Required task A: Name every sum of money in pounds mentioned in the gambling recovery diary thread.
Required task B: In the gambling recovery diary thread, what age does the diary writer give?

═══ Document text

Hi everyone, I guess I am on here, because this is the only place where I have a hope people may understand me and help me with their advice. I guess when you start this diary you are at rock bottom emotionally and probably financially - I am. To-day it is too raw to explain in too much detail what has happened to me, in time in time. Baby steps one at a time (one gamecare advisor said to me, they have been very supportive) . So a post a day (except week-ends when I see my girlfriend), there's lots to be written. For now functioning on a daily basis since Monday is a priority. A little insight into the problem, have been gambling since 2008/9 on FOTB's and on-line, lost my life savings chasing those losses. For me this has left me severley emotionally depressed, however I am seeing a counsellor on Wednesday, live in hope they can improve my mental state. Post again Monday.
Hi there. Well thank you for your post and can tell that you really up for the fight to beat this demon. Glad you found your way here, this place offers life...better life surrounded with people who won't judge but will understand you instead . little tiny steps as you said yourself, long road ahead my friend but it is worth that walk. Freedom at the end of it 🙂 keep making the right choice and keep being true to yourself. You are worth better life and it surely has no gambling in it. Rooting for you. By the way good going with counselling, i am sure it will help you massively on a way. Take care. S x
Thanks Sandra for your kind post. I have had a decent weekend with my girlfriend (she thinks i have been gamble free for six months i really wish I had been) By now normally i would have been on the FOTB's on the way home from hers, feels strange tonight to have not played them, tonight I actually havn't missed them, but i am missing having money in my pocket. I will start my story tomorrow, as Sunday is the end of the week-end and I would like a partial nights sleep, if I start my horror story, there wont be any sleep. So i hope anyone who is reading this has a gamble free night and some decent sleep. Nite Paul
Hi to all on Gamcare today - hope this site and its threads are taking us all in the right direction. This is Day 7 for me of no more gambling, as I said last night I am not missing the gambling just the lack of spending money. So Day 1 properly of my diary its been told in parts before (then i relapsed - no relapsing this time). It started in 2008 with a quick visit to the bookies to pick up my weekly football coupon (which I no longer do) I/we noticed the FOTB machine in the corner, ambled over and wow 'roulette flashing lights' put £2.00 in came out with £3.00. It should be said from the outset my partner hated these machines, but me ........................... soon I was going back every week, then every day (£2.00 soon becoming £50.00). It should be said at this point that I did have a quite large amount of easily available 'withdrawal bank cash' to me (which for anyone on this site is a bad idea - note for the future). This money was to fund my retirement so a little lost here and there at my age of 57 did not seem to matter (I have no dependants and live by myself). At this point i should have re-alised that I did not like losing, for I began to plough hundreds into the machines in order to recover my deposits and at least break-even, going from shop to shop (even small town to town ridiculous !) But the funds were starting to slip away (my head said enough's enough cut take your losses) but my body kept taking me to those bookies doors, moving into 2010-2012 forty thousands pounds had gone, still in a good financial position at that point but ........................................... I am lucky still to have my job which is where I am at the moment so I need to work for the rest of the day, will be back tomorrow with more of the disaster story (by typing and self-expunging this maybe I will get some of the depression out of my body)

══════
═══ Stored rows

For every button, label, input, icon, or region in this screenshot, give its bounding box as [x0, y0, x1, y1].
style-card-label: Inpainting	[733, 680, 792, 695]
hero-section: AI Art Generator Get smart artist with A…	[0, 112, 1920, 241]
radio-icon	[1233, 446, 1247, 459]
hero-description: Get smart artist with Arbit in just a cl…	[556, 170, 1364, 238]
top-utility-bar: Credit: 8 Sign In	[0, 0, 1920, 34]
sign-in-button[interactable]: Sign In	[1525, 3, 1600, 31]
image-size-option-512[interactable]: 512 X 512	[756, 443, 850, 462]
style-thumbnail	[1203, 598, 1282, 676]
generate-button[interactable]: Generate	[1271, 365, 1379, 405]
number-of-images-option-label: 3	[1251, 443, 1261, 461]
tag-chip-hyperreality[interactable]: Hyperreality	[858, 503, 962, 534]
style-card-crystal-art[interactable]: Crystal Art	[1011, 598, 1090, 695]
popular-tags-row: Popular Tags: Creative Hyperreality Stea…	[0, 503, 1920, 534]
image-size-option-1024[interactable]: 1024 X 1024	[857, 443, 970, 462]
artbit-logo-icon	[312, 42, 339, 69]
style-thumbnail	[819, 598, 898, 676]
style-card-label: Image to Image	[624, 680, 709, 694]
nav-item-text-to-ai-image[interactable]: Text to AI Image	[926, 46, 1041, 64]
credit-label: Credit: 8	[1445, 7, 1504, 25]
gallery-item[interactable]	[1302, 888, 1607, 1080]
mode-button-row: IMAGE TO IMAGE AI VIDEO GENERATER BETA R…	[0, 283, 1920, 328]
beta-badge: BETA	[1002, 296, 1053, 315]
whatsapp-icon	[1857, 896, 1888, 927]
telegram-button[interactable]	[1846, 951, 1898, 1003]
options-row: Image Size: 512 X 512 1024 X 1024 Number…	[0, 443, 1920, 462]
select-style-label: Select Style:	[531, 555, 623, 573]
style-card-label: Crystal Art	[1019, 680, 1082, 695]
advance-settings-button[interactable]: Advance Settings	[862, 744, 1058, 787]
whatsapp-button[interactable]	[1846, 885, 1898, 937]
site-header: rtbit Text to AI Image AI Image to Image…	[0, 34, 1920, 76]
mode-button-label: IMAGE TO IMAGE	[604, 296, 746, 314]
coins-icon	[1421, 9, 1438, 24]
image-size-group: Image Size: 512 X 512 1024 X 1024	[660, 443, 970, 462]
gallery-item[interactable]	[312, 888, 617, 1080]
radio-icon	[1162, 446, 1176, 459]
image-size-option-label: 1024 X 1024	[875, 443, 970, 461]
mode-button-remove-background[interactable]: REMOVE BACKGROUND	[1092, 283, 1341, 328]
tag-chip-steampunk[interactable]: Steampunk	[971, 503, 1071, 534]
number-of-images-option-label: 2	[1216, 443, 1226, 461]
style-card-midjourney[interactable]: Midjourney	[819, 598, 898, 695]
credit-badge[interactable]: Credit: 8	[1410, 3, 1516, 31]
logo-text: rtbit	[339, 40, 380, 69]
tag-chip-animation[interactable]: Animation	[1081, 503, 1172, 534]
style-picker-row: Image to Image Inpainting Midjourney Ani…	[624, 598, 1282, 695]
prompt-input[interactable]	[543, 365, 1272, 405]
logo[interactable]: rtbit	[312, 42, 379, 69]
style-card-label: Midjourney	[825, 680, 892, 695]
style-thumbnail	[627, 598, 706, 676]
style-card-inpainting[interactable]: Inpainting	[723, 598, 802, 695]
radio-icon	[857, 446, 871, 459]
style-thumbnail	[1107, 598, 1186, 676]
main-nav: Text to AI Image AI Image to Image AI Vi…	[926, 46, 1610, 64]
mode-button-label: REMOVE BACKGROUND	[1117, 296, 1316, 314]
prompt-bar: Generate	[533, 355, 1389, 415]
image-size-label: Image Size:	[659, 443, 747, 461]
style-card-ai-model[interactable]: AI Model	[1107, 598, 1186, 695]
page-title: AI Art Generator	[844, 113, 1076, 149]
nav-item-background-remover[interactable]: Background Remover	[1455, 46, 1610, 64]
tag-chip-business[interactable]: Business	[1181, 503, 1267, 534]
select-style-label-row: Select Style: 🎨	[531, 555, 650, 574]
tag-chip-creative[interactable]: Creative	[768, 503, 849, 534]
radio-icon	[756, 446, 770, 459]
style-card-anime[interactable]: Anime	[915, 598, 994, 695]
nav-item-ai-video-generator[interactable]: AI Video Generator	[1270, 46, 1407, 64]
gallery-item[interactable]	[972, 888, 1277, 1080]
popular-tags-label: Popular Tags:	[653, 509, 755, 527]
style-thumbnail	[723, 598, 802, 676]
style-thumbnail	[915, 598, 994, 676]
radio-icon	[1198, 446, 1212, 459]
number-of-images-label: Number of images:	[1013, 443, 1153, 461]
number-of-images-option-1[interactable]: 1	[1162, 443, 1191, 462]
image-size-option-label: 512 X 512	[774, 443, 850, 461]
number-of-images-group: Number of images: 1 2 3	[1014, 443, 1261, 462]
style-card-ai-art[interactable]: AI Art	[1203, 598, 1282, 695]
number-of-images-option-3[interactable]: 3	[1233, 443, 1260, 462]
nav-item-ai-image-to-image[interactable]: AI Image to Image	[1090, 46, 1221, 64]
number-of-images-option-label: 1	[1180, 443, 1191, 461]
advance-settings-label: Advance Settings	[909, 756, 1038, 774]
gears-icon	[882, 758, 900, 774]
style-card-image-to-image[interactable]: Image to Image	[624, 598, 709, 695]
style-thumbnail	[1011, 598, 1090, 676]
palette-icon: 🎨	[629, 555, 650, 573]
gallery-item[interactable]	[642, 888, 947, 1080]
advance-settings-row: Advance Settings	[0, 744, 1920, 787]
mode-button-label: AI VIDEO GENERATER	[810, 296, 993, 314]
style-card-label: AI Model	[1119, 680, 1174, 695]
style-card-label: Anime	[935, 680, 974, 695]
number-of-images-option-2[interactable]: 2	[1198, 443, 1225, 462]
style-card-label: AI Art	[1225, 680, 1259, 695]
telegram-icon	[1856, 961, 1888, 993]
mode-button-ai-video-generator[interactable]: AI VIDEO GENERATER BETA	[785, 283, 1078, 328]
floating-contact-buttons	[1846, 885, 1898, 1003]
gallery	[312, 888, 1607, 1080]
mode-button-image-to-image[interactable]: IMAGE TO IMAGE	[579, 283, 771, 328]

══════

Problem solution A: £2.00, £3.00, £50.00, forty thousands pounds

Problem solution B: 57